Keep only the lines of the listing that include the word "this", and copy them.

■ **Extracted records**
--- START ---
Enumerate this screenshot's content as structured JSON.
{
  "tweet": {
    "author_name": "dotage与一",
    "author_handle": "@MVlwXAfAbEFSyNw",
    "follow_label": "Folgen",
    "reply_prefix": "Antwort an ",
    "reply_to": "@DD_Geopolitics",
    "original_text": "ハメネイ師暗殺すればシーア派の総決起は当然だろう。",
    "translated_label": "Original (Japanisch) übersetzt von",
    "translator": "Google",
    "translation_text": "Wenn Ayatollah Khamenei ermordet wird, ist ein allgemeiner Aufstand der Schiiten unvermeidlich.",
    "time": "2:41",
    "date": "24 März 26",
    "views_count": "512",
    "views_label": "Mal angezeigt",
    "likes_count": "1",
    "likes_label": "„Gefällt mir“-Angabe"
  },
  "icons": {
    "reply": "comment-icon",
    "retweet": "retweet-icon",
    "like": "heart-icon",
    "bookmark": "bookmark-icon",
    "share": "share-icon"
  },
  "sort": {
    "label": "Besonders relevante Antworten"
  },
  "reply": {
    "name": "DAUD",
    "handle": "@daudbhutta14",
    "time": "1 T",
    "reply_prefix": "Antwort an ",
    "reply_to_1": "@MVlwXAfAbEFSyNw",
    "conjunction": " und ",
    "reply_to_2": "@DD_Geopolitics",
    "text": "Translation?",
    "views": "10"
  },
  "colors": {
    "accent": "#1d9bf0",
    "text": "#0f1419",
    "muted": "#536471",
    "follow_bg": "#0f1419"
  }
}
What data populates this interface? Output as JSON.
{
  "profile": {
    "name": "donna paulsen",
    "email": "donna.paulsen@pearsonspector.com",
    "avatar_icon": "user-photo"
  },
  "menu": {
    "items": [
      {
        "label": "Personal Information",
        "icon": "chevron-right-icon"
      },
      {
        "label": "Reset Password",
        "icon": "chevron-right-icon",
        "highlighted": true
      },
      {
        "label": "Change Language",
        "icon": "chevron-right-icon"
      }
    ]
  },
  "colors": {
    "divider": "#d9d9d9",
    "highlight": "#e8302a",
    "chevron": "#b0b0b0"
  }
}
--- END ---
■ **In response**
Enumerate this screenshot's content as structured JSON.
What data populates this interface? Output as JSON.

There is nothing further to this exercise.